**Exercise instructions**
**a)** From the family planning overview, quote the section starting with the words containing "Download Opportunity Brief" and ending with "for family planning.".
**b)** Extend the family planning overview past its last sentence with new text.

**Passage to read**
Overview: Opportunities for Growth

Track20 serves as a resource to the global family planning community, providing data and analysis for a wide range of stakeholders on progress and opportunities in family planning. In this section, we highlight some of the key analyses we have been doing to help donors, countries, and other partners think about potential opportunities in and across countries.

When assessing potential opportunities for family planning, it is important to consider a wide range of areas related to demand for contraception, availability and access to services, quality and equity, and the enabling environment. The “Track20 Country Opportunity Briefs” bring together a wide range of data sources to allow for exploration of these key areas. Each brief looks in-depth at a single country, while, using the tabs to the left, you can explore each key area across countries.

Download Opportunity Brief

This section is meant to provide an overview of key data and population segmentations to spark conversations about prioritization and potential impact within and across countries. This should be seen as a starting place for discussions rather than an exhaustive analysis. Additional analysis and examination of other contextual factors beyond what is shown here should be considered in any discussions or decision-making on programming and investment for family planning.

Demand for contraception

In a country with very little demand for family planning, large scale-up of family planning services is likely to have limited impact on uptake of contraception and risks wasting resources (e.g. training providers who then do not have FP clients, so lose those skills). However, in a country where there is a lot of unmet demand, scaling up services could have a substantial impact on increasing access to and uptake of family planning. Understanding this balance is important to help identify opportunities and limitations and prioritize resources to ensure effective family planning programs.

What does the ‘demand curve’ tell us?

The maximum contraceptive prevalence ‘demand curve’ was developed by Track20 to allow for a simple assessment of this balance; the concept has also been built into the FP Goals model. The curve represents the likely maximum mCPR that could be reached in a country given their level of demand. The curve was created by fitting an exponential curve to the maximum of all available DHS survey data on ideal number of children and mCPR.

The ‘demand curve’ concept is most applicable for countries where women have higher fertility intentions, and, in fact, for countries with an ideal number of children below 3, we assume that demand is not a constraint to growth1. For countries with an ideal number of children below 3, we refer to the gap between where a country sits and the curve as the ‘potential use gap’- an estimate of the maximum mCPR growth that a country could expect to achieve within current levels of demand. While the curve is constructed using ideal number of children, an indicator that measures fertility desires, it is representing a wider set of social constructs that may be influencing the motivation to use, or not use, contraception.

1However, there could be other factors limiting growth in these countries that could requite demand-side interventions- such as addressing limited knowledge and information, or myths about contraceptive use. Rather, in these contexts, underlying social norms- ones that are not directly related to contraceptive use- are likely not playing a limiting role.

**Structured page parsing data**
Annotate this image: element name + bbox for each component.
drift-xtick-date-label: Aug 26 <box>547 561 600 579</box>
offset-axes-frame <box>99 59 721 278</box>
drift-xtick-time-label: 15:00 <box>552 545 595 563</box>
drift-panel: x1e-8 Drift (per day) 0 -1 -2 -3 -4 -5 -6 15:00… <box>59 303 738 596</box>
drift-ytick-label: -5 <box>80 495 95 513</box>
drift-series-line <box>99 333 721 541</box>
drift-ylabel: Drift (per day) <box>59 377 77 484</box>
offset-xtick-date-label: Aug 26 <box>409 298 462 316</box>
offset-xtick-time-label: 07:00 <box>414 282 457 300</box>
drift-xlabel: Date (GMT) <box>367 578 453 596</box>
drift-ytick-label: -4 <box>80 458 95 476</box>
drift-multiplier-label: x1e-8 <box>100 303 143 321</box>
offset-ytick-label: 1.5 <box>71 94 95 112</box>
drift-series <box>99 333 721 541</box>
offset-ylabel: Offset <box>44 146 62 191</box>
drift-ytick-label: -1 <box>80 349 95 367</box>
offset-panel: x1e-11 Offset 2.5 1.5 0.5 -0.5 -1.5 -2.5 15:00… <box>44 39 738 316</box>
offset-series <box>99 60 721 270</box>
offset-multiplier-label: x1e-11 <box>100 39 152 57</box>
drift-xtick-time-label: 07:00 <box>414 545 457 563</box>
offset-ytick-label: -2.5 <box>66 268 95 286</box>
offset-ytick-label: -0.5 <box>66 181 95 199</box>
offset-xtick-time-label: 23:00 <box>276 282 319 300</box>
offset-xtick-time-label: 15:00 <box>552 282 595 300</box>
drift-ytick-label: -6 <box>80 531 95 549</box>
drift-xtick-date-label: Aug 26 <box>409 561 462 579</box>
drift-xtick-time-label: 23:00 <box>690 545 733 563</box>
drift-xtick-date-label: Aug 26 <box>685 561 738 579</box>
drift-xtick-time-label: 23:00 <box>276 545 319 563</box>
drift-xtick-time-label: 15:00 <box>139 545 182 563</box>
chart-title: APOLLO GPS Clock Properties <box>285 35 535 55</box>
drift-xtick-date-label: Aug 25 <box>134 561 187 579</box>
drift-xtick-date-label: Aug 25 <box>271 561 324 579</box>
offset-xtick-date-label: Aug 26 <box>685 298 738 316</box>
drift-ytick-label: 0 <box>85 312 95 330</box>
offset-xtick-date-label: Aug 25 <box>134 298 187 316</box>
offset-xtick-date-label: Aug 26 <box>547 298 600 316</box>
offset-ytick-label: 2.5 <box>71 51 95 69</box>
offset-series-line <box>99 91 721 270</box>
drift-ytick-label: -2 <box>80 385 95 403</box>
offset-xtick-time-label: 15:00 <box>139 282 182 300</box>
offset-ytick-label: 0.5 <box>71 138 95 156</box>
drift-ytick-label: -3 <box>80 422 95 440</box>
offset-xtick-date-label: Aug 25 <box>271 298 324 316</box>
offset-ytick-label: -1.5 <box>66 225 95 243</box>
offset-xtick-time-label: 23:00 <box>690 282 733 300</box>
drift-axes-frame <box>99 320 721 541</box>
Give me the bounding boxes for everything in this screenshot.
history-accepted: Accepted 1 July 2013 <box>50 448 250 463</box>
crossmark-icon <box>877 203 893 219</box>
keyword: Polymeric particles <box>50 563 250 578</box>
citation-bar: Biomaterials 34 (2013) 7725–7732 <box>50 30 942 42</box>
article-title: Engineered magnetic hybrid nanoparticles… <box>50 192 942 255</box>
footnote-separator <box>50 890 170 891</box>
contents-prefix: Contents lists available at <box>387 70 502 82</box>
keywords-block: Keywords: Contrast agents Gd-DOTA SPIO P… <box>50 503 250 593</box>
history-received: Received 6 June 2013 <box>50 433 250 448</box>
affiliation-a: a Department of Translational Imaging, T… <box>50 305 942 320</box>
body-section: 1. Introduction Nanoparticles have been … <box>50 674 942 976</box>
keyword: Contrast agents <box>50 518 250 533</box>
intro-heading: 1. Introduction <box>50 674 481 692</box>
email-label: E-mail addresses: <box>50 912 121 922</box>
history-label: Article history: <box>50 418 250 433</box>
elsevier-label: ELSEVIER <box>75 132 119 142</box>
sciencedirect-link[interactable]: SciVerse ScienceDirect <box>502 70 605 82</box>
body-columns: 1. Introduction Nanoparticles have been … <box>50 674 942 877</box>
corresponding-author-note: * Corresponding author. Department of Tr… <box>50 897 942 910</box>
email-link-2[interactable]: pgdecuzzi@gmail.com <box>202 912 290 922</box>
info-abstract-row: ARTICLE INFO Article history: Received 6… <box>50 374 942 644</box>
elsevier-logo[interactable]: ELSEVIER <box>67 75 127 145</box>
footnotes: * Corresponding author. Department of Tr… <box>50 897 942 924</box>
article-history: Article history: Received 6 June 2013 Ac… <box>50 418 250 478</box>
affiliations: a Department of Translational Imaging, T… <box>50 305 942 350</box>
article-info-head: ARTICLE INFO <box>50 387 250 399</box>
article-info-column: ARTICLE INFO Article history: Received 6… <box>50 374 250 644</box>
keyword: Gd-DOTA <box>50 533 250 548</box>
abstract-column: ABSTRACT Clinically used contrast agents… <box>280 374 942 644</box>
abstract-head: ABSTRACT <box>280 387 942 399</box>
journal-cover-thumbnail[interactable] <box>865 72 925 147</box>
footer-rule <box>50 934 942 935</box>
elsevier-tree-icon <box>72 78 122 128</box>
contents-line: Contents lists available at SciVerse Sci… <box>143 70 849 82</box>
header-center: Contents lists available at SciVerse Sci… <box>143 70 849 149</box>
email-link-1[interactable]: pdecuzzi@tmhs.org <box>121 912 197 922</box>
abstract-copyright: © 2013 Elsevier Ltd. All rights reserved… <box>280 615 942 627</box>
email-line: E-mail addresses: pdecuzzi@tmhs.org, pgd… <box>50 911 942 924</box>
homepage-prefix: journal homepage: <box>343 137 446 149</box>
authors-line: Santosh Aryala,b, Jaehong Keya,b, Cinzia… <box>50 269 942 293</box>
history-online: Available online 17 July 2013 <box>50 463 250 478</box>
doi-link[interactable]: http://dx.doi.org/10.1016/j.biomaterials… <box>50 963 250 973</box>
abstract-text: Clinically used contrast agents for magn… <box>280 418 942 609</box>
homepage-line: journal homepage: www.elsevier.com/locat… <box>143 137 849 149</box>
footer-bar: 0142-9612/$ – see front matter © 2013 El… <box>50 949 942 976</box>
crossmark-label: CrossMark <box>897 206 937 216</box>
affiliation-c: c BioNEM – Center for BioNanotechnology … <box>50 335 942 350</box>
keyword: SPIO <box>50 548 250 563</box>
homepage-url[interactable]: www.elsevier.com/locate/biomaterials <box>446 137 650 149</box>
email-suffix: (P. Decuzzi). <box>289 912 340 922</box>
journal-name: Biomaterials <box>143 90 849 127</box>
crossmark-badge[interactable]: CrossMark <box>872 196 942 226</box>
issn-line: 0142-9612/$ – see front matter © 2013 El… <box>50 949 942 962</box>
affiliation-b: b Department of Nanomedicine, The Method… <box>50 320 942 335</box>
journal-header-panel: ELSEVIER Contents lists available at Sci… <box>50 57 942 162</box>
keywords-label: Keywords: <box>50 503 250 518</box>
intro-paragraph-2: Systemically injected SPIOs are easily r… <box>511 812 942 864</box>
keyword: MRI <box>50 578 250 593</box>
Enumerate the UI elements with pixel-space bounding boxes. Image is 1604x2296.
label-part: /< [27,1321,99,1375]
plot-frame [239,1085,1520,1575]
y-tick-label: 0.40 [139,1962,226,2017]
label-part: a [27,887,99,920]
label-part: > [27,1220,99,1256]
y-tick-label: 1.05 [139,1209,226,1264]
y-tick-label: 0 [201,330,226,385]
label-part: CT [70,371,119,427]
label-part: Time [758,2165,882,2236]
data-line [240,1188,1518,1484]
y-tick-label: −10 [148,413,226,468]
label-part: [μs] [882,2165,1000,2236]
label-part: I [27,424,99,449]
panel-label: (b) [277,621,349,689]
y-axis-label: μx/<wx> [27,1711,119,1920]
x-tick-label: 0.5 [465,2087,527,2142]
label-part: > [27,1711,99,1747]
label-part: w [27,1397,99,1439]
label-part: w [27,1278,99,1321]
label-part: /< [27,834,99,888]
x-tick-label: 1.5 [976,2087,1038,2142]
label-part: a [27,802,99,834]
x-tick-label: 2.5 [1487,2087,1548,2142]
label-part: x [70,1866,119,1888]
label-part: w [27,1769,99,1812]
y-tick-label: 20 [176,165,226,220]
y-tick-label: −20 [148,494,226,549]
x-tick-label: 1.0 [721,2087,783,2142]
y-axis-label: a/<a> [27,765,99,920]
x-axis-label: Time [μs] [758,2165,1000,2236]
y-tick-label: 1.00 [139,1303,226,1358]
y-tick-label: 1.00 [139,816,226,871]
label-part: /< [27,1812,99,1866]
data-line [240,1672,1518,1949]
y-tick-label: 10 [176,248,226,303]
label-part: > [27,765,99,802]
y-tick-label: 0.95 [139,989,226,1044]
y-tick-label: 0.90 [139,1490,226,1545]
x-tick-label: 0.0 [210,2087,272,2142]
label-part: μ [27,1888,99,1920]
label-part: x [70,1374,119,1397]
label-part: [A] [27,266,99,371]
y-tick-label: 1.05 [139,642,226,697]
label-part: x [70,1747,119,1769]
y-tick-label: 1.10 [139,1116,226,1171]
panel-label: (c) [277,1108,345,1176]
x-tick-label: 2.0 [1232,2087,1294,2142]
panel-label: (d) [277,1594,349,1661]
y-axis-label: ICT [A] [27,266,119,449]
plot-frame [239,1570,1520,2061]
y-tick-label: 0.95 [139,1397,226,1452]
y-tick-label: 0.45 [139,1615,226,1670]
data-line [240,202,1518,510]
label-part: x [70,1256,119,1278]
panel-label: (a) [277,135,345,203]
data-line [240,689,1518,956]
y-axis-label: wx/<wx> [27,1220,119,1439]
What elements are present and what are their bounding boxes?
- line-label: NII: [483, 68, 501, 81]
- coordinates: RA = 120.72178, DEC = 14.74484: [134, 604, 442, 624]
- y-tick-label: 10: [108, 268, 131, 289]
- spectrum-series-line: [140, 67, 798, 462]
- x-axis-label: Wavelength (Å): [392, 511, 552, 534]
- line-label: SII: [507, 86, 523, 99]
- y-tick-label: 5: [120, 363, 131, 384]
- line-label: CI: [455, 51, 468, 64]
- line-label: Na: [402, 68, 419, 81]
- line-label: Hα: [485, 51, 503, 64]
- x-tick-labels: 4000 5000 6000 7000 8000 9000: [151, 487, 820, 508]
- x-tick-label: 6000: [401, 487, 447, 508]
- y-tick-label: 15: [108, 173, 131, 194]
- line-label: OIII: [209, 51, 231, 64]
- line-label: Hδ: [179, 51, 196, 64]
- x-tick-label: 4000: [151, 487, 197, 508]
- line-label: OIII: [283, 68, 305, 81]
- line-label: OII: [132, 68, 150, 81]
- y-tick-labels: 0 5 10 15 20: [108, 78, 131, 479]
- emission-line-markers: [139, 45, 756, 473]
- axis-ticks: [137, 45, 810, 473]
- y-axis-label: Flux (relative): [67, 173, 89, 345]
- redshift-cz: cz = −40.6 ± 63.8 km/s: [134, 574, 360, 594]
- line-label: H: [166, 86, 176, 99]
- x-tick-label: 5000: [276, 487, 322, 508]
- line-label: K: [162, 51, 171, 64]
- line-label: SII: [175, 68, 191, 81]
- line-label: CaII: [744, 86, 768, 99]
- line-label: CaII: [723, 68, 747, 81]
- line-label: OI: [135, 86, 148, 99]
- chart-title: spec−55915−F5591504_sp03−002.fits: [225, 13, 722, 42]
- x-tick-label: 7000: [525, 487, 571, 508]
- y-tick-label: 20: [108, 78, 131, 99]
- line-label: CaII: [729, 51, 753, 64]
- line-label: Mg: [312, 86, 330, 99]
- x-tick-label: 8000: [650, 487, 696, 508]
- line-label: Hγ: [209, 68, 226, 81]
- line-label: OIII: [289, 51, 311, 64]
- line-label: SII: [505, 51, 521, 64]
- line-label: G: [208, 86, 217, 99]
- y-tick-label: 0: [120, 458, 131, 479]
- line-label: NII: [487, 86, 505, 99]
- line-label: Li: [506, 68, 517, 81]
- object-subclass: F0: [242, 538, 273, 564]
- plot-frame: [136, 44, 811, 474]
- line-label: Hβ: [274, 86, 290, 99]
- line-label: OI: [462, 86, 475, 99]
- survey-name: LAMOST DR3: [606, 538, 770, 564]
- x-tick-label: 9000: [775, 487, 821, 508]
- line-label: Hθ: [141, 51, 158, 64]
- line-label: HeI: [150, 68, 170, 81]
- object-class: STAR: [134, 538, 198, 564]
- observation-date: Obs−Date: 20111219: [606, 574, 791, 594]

**Task-by-task outputs**
**a)**
Download Opportunity Brief

This section is meant to provide an overview of key data and population segmentations to spark conversations about prioritization and potential impact within and across countries. This should be seen as a starting place for discussions rather than an exhaustive analysis. Additional analysis and examination of other contextual factors beyond what is shown here should be considered in any discussions or decision-making on programming and investment for family planning.

**b)**
How does this vary across countries?

In the map below, countries are shaded based on the size of their ‘potential use gap’ at the time of their most recent DHS survey2.

2n this map we are looking at the potential use gap at the time of the latest survey in each country, when available the gap has been calculated based on mCPR for all women- however for Bangladesh and Egypt only married women data is available. For countries with older surveys, the calculated gap might not reflect the current situation.

Published July 2017  

Availability of methods

Ensuring availability of contraceptives- both in terms of commodities as well as qualified service providers- is critical to ensuring that women have access to a full range of contraceptive methods. Unfortunately, data on method availability tends to be more limited than data on contraceptive use. However, by looking across data sources, we can start to paint a full picture of method availability in countries.

Access to specific methods (FPE/NCIFP)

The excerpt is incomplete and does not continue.